→ **What to do**: Copy every line that contains the string "name" from the entries below.

→ **Rows**:
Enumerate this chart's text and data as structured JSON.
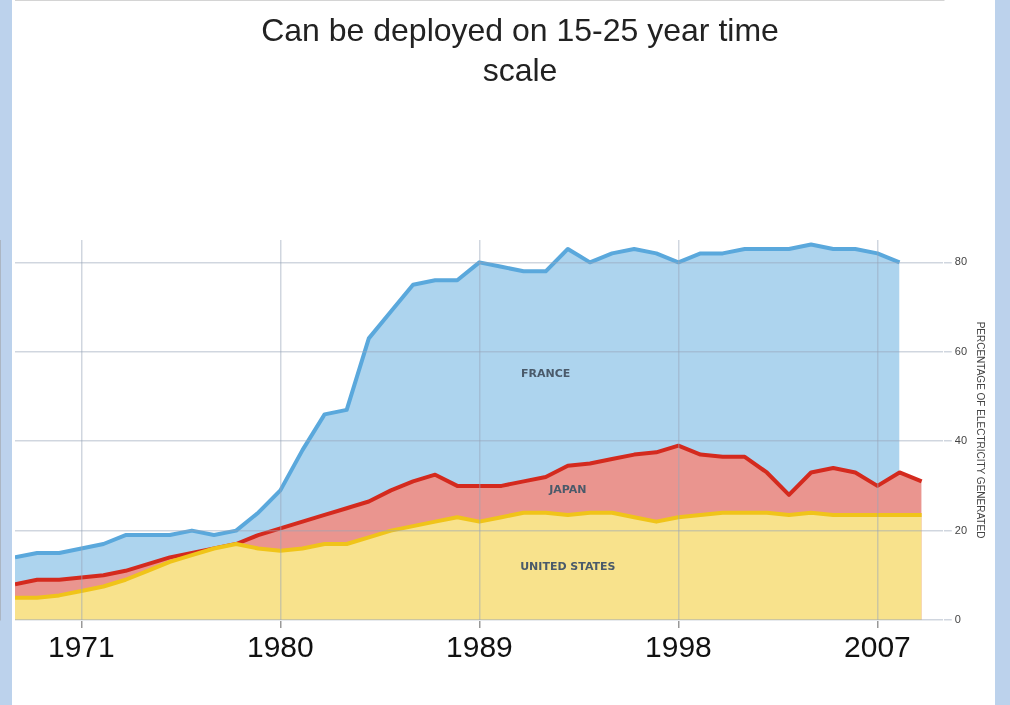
{
  "chart_data": {
    "type": "area",
    "title": "Can be deployed on 15-25 year time scale",
    "ylabel": "PERCENTAGE OF ELECTRICITY GENERATED",
    "xlim": [
      1968,
      2010
    ],
    "xticks": [
      1971,
      1980,
      1989,
      1998,
      2007
    ],
    "ylim": [
      0,
      85
    ],
    "yticks": [
      0,
      20,
      40,
      60,
      80
    ],
    "grid": true,
    "legend": false,
    "marker": "none",
    "series": [
      {
        "name": "FRANCE",
        "color": "#5aa8dc",
        "x": [
          1968,
          1969,
          1970,
          1971,
          1972,
          1973,
          1974,
          1975,
          1976,
          1977,
          1978,
          1979,
          1980,
          1981,
          1982,
          1983,
          1984,
          1985,
          1986,
          1987,
          1988,
          1989,
          1990,
          1991,
          1992,
          1993,
          1994,
          1995,
          1996,
          1997,
          1998,
          1999,
          2000,
          2001,
          2002,
          2003,
          2004,
          2005,
          2006,
          2007,
          2008
        ],
        "values": [
          14,
          15,
          15,
          16,
          17,
          19,
          19,
          19,
          20,
          19,
          20,
          24,
          29,
          38,
          46,
          47,
          63,
          69,
          75,
          76,
          76,
          80,
          79,
          78,
          78,
          83,
          80,
          82,
          83,
          82,
          80,
          82,
          82,
          83,
          83,
          83,
          84,
          83,
          83,
          82,
          80
        ]
      },
      {
        "name": "JAPAN",
        "color": "#d42a1e",
        "x": [
          1968,
          1969,
          1970,
          1971,
          1972,
          1973,
          1974,
          1975,
          1976,
          1977,
          1978,
          1979,
          1980,
          1981,
          1982,
          1983,
          1984,
          1985,
          1986,
          1987,
          1988,
          1989,
          1990,
          1991,
          1992,
          1993,
          1994,
          1995,
          1996,
          1997,
          1998,
          1999,
          2000,
          2001,
          2002,
          2003,
          2004,
          2005,
          2006,
          2007,
          2008,
          2009
        ],
        "values": [
          8,
          9,
          9,
          9.5,
          10,
          11,
          12.5,
          14,
          15,
          16,
          17,
          19,
          20.5,
          22,
          23.5,
          25,
          26.5,
          29,
          31,
          32.5,
          30,
          30,
          30,
          31,
          32,
          34.5,
          35,
          36,
          37,
          37.5,
          39,
          37,
          36.5,
          36.5,
          33,
          28,
          33,
          34,
          33,
          30,
          33,
          31
        ]
      },
      {
        "name": "UNITED STATES",
        "color": "#f0c419",
        "x": [
          1968,
          1969,
          1970,
          1971,
          1972,
          1973,
          1974,
          1975,
          1976,
          1977,
          1978,
          1979,
          1980,
          1981,
          1982,
          1983,
          1984,
          1985,
          1986,
          1987,
          1988,
          1989,
          1990,
          1991,
          1992,
          1993,
          1994,
          1995,
          1996,
          1997,
          1998,
          1999,
          2000,
          2001,
          2002,
          2003,
          2004,
          2005,
          2006,
          2007,
          2008,
          2009
        ],
        "values": [
          5,
          5,
          5.5,
          6.5,
          7.5,
          9,
          11,
          13,
          14.5,
          16,
          17,
          16,
          15.5,
          16,
          17,
          17,
          18.5,
          20,
          21,
          22,
          23,
          22,
          23,
          24,
          24,
          23.5,
          24,
          24,
          23,
          22,
          23,
          23.5,
          24,
          24,
          24,
          23.5,
          24,
          23.5,
          23.5,
          23.5,
          23.5,
          23.5
        ]
      }
    ]
  }
}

→ **Exercise response**:
        "name": "FRANCE",
        "name": "JAPAN",
        "name": "UNITED STATES",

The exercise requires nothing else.